From the article on N.W.T. MLA salaries below, list every Canadian jurisdiction whose legislators the text says are currently under a wage freeze.

── Passage to read ──

Are N.W.T. MLA salaries relevant in union talks? Depends who you ask
N.W.T. MLAs are among highest paid in Canada, pay includes non-accountable, non-taxable allowance
The impending expiration of a wage freeze MLAs imposed on themselves two years ago, and the lack of any move to extend it, has fired up workers in collective bargaining negotiations with the government.
The looming expiration of the freeze was the topic of a closed-door conversation of the group of MLAs who oversee operation of the legislative assembly. In a press release issued the day after CBC reported on that discussion, the chair of the group, Speaker Jackson Lafferty, said that MLAs gave no instructions and took no decisions on the wage freeze.
If MLAs give no instructions or take no decisions on the freeze, it will expire and automatic consumer price index increases will resume starting April 1, 2018.
Northwest Territories MLAs are not the only ones in Canada currently under a wage freeze. Members of the Ontario provincial parliament have frozen their wages since 2009, and New Brunswick MLAs haven't had an increase since 2008.

───
── Dataset content ──

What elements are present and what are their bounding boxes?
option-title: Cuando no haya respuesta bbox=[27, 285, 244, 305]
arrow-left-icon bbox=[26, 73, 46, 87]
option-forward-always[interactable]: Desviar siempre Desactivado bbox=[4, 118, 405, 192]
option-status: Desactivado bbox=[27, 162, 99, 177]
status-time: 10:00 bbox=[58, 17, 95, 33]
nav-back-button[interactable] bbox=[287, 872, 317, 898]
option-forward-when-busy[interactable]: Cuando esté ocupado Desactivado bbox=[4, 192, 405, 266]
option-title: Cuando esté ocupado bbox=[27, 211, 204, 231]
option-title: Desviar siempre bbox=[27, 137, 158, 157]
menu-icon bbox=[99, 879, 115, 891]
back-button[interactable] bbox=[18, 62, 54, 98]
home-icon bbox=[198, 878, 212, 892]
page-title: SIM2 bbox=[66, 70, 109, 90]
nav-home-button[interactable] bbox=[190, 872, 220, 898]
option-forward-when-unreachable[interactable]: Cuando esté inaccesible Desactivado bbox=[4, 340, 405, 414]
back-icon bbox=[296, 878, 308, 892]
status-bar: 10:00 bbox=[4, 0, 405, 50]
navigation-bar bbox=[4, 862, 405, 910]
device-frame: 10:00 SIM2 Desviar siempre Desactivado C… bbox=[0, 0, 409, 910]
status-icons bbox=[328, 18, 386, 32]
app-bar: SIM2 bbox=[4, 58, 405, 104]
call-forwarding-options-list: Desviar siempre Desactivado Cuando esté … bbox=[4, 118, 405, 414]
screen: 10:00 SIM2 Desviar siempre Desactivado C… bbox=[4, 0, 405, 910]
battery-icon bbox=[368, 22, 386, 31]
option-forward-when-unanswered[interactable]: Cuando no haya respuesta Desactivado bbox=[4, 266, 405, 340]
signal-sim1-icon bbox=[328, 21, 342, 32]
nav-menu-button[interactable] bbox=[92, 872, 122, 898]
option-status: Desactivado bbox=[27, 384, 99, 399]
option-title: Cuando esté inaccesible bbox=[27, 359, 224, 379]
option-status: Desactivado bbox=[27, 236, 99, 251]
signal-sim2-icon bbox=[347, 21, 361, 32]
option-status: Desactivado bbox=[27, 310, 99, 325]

───

### Response to this task
Northwest Territories, Ontario, New Brunswick